-- EXERCISE PROMPT --
Reproduce each of the lines below verbatim.

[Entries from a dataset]
>> begin
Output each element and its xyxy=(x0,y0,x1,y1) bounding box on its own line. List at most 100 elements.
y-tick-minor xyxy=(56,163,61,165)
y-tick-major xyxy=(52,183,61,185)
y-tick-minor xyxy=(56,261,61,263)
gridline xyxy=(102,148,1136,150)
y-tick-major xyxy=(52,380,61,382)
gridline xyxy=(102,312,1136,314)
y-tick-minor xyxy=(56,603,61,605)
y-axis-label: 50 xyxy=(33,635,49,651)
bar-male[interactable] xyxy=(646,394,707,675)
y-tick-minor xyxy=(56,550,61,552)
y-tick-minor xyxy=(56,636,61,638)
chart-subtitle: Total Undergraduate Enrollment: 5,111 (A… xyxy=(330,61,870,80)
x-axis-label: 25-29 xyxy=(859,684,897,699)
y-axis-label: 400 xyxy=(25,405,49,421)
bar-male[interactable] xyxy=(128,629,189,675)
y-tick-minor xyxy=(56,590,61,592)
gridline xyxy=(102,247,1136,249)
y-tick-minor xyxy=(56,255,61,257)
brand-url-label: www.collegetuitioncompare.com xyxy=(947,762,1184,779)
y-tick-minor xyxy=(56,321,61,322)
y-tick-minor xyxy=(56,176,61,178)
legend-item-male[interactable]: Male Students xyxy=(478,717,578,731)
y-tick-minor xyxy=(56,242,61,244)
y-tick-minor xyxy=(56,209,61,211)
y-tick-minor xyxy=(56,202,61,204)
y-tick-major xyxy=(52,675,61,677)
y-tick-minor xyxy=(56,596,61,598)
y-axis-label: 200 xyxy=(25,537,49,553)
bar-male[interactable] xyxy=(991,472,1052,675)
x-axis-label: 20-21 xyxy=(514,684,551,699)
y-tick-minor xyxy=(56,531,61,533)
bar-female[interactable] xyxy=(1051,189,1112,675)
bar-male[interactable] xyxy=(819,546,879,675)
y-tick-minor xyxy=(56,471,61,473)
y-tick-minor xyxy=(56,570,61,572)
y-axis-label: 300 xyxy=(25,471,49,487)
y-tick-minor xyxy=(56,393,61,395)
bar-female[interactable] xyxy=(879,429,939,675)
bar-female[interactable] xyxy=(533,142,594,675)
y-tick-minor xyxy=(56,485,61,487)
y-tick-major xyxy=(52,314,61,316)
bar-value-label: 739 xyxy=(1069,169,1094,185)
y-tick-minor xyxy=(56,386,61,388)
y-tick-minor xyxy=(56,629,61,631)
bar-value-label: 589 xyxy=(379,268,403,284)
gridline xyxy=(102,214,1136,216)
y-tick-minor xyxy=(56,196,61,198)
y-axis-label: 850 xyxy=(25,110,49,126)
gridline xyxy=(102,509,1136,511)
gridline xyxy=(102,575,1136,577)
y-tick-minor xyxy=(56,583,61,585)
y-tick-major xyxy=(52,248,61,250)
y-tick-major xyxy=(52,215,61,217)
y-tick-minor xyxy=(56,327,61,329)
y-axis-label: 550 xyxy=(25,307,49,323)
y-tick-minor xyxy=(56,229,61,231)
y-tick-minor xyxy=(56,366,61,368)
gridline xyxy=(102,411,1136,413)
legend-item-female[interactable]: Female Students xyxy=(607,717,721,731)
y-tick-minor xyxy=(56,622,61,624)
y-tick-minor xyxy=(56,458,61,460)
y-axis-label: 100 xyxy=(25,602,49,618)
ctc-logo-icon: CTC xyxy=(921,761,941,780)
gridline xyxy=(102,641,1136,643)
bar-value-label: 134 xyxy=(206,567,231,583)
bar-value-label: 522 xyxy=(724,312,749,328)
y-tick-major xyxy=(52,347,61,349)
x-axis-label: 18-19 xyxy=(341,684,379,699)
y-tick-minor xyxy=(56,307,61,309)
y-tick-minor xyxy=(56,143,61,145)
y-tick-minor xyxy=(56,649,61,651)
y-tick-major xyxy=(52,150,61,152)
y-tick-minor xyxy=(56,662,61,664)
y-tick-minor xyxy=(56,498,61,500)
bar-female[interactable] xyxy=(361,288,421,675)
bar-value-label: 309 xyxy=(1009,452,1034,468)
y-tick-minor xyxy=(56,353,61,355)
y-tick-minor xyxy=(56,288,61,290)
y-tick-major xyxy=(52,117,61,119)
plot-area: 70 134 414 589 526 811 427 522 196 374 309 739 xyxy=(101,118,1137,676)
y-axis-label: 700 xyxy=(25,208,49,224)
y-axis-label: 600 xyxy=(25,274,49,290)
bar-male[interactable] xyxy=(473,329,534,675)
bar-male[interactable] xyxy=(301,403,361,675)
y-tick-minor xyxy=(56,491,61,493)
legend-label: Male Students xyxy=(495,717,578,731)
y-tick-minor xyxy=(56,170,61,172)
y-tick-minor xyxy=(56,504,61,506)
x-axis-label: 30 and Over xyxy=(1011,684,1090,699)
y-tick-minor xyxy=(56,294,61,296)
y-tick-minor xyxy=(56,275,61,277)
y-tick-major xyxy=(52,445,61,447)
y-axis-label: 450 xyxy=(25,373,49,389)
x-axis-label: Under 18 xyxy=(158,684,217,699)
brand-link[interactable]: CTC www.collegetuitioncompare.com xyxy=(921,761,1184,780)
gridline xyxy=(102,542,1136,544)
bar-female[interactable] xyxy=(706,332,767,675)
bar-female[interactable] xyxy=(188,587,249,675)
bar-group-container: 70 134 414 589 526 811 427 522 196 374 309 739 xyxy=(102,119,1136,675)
>> end
-- ANSWER TO THIS TASK --
Output each element and its xyxy=(x0,y0,x1,y1) bounding box on its own line. List at most 100 elements.
y-tick-minor xyxy=(56,163,61,165)
y-tick-major xyxy=(52,183,61,185)
y-tick-minor xyxy=(56,261,61,263)
gridline xyxy=(102,148,1136,150)
y-tick-major xyxy=(52,380,61,382)
gridline xyxy=(102,312,1136,314)
y-tick-minor xyxy=(56,603,61,605)
y-axis-label: 50 xyxy=(33,635,49,651)
bar-male[interactable] xyxy=(646,394,707,675)
y-tick-minor xyxy=(56,550,61,552)
y-tick-minor xyxy=(56,636,61,638)
chart-subtitle: Total Undergraduate Enrollment: 5,111 (A… xyxy=(330,61,870,80)
x-axis-label: 25-29 xyxy=(859,684,897,699)
y-axis-label: 400 xyxy=(25,405,49,421)
bar-male[interactable] xyxy=(128,629,189,675)
y-tick-minor xyxy=(56,590,61,592)
gridline xyxy=(102,247,1136,249)
y-tick-minor xyxy=(56,255,61,257)
brand-url-label: www.collegetuitioncompare.com xyxy=(947,762,1184,779)
y-tick-minor xyxy=(56,321,61,322)
y-tick-minor xyxy=(56,176,61,178)
legend-item-male[interactable]: Male Students xyxy=(478,717,578,731)
y-tick-minor xyxy=(56,242,61,244)
y-tick-minor xyxy=(56,209,61,211)
y-tick-minor xyxy=(56,202,61,204)
y-tick-major xyxy=(52,675,61,677)
y-tick-minor xyxy=(56,596,61,598)
y-axis-label: 200 xyxy=(25,537,49,553)
bar-male[interactable] xyxy=(991,472,1052,675)
x-axis-label: 20-21 xyxy=(514,684,551,699)
y-tick-minor xyxy=(56,531,61,533)
bar-female[interactable] xyxy=(1051,189,1112,675)
bar-male[interactable] xyxy=(819,546,879,675)
y-tick-minor xyxy=(56,471,61,473)
y-tick-minor xyxy=(56,570,61,572)
y-axis-label: 300 xyxy=(25,471,49,487)
y-tick-minor xyxy=(56,393,61,395)
bar-female[interactable] xyxy=(879,429,939,675)
bar-female[interactable] xyxy=(533,142,594,675)
y-tick-minor xyxy=(56,485,61,487)
y-tick-major xyxy=(52,314,61,316)
bar-value-label: 739 xyxy=(1069,169,1094,185)
y-tick-minor xyxy=(56,386,61,388)
y-tick-minor xyxy=(56,629,61,631)
bar-value-label: 589 xyxy=(379,268,403,284)
gridline xyxy=(102,214,1136,216)
y-tick-minor xyxy=(56,196,61,198)
y-axis-label: 850 xyxy=(25,110,49,126)
gridline xyxy=(102,509,1136,511)
gridline xyxy=(102,575,1136,577)
y-tick-minor xyxy=(56,583,61,585)
y-tick-major xyxy=(52,248,61,250)
y-tick-major xyxy=(52,215,61,217)
y-tick-minor xyxy=(56,327,61,329)
y-axis-label: 550 xyxy=(25,307,49,323)
y-tick-minor xyxy=(56,229,61,231)
y-tick-minor xyxy=(56,366,61,368)
gridline xyxy=(102,411,1136,413)
legend-item-female[interactable]: Female Students xyxy=(607,717,721,731)
y-tick-minor xyxy=(56,622,61,624)
y-tick-minor xyxy=(56,458,61,460)
y-axis-label: 100 xyxy=(25,602,49,618)
ctc-logo-icon: CTC xyxy=(921,761,941,780)
gridline xyxy=(102,641,1136,643)
bar-value-label: 134 xyxy=(206,567,231,583)
bar-value-label: 522 xyxy=(724,312,749,328)
y-tick-major xyxy=(52,347,61,349)
x-axis-label: 18-19 xyxy=(341,684,379,699)
y-tick-minor xyxy=(56,307,61,309)
y-tick-minor xyxy=(56,143,61,145)
y-tick-minor xyxy=(56,649,61,651)
y-tick-major xyxy=(52,150,61,152)
y-tick-minor xyxy=(56,662,61,664)
y-tick-minor xyxy=(56,498,61,500)
bar-female[interactable] xyxy=(361,288,421,675)
bar-value-label: 309 xyxy=(1009,452,1034,468)
y-tick-minor xyxy=(56,353,61,355)
y-tick-minor xyxy=(56,288,61,290)
y-tick-major xyxy=(52,117,61,119)
plot-area: 70 134 414 589 526 811 427 522 196 374 309 739 xyxy=(101,118,1137,676)
y-axis-label: 700 xyxy=(25,208,49,224)
y-axis-label: 600 xyxy=(25,274,49,290)
bar-male[interactable] xyxy=(473,329,534,675)
bar-male[interactable] xyxy=(301,403,361,675)
y-tick-minor xyxy=(56,491,61,493)
legend-label: Male Students xyxy=(495,717,578,731)
y-tick-minor xyxy=(56,170,61,172)
y-tick-minor xyxy=(56,504,61,506)
x-axis-label: 30 and Over xyxy=(1011,684,1090,699)
y-tick-minor xyxy=(56,294,61,296)
y-tick-minor xyxy=(56,275,61,277)
y-tick-major xyxy=(52,445,61,447)
y-axis-label: 450 xyxy=(25,373,49,389)
x-axis-label: Under 18 xyxy=(158,684,217,699)
brand-link[interactable]: CTC www.collegetuitioncompare.com xyxy=(921,761,1184,780)
gridline xyxy=(102,542,1136,544)
bar-female[interactable] xyxy=(706,332,767,675)
bar-female[interactable] xyxy=(188,587,249,675)
bar-group-container: 70 134 414 589 526 811 427 522 196 374 309 739 xyxy=(102,119,1136,675)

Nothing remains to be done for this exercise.